WHAT YOU WILL DO =
List, from the lines below, each one with "Spawn" in it.

LISTING =
↓
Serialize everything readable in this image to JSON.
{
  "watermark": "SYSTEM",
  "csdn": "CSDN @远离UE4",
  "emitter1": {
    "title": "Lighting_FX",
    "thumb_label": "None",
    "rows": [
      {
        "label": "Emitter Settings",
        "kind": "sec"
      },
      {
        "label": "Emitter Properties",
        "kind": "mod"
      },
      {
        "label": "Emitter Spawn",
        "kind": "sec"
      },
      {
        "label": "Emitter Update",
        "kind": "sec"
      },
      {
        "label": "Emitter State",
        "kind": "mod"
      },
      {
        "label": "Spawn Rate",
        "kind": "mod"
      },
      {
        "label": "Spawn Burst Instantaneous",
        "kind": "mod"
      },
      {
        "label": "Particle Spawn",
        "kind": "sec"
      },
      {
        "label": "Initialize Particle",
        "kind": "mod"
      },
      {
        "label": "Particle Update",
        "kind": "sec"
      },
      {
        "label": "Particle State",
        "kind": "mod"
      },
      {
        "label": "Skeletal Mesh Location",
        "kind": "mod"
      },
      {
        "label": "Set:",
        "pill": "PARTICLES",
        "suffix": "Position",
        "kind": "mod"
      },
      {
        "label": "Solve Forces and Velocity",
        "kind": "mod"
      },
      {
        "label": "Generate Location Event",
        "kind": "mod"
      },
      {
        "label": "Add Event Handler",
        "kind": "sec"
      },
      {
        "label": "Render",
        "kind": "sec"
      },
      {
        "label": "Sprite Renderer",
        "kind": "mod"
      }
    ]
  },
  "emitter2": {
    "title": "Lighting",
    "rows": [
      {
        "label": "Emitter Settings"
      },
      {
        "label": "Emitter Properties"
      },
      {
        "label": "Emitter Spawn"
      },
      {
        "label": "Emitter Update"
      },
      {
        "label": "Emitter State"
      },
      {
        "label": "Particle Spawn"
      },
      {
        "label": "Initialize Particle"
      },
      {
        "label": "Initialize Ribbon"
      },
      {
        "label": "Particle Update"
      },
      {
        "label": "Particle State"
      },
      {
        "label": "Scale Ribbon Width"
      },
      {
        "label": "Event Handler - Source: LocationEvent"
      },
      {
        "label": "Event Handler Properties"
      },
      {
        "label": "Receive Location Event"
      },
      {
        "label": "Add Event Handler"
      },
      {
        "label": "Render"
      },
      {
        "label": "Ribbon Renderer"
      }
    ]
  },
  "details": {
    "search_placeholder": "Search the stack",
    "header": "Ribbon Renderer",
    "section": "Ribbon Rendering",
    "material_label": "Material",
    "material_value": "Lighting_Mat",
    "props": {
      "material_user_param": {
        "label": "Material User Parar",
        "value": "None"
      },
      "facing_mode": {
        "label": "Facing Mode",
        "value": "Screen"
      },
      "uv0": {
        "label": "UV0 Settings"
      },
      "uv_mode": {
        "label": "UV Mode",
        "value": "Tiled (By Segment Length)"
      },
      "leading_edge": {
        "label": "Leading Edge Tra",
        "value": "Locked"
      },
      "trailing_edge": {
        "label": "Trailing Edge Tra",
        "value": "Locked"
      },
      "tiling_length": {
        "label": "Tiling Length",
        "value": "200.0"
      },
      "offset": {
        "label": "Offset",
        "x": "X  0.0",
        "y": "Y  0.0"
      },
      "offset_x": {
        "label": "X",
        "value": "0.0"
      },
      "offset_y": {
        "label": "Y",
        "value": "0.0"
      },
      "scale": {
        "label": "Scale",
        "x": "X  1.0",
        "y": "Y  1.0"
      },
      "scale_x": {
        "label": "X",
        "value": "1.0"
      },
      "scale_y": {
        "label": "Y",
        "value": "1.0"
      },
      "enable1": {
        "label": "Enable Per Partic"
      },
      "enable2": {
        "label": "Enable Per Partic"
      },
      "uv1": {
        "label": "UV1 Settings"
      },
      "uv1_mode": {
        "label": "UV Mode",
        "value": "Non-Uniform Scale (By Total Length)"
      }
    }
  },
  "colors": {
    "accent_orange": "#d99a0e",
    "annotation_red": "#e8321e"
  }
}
↑
↓
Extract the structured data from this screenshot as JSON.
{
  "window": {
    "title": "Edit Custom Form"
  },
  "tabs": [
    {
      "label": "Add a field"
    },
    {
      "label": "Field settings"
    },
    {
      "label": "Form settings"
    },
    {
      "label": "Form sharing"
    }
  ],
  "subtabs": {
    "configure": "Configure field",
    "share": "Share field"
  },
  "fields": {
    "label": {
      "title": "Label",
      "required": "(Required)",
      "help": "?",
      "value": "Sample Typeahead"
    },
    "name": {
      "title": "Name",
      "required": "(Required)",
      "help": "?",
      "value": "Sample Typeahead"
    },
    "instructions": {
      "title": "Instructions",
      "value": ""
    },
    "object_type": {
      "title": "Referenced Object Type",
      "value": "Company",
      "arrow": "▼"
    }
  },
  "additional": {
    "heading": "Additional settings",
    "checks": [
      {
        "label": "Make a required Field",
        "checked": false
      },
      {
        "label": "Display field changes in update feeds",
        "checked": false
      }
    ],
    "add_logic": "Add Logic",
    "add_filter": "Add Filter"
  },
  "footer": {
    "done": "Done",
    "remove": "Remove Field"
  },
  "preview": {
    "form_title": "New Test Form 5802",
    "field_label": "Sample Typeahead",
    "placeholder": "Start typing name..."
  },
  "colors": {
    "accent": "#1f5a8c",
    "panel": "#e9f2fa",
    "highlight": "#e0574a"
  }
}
↑
WRITTEN REPLY =
        "label": "Emitter Spawn",
        "label": "Spawn Rate",
        "label": "Spawn Burst Instantaneous",
        "label": "Particle Spawn",
        "label": "Emitter Spawn"
        "label": "Particle Spawn"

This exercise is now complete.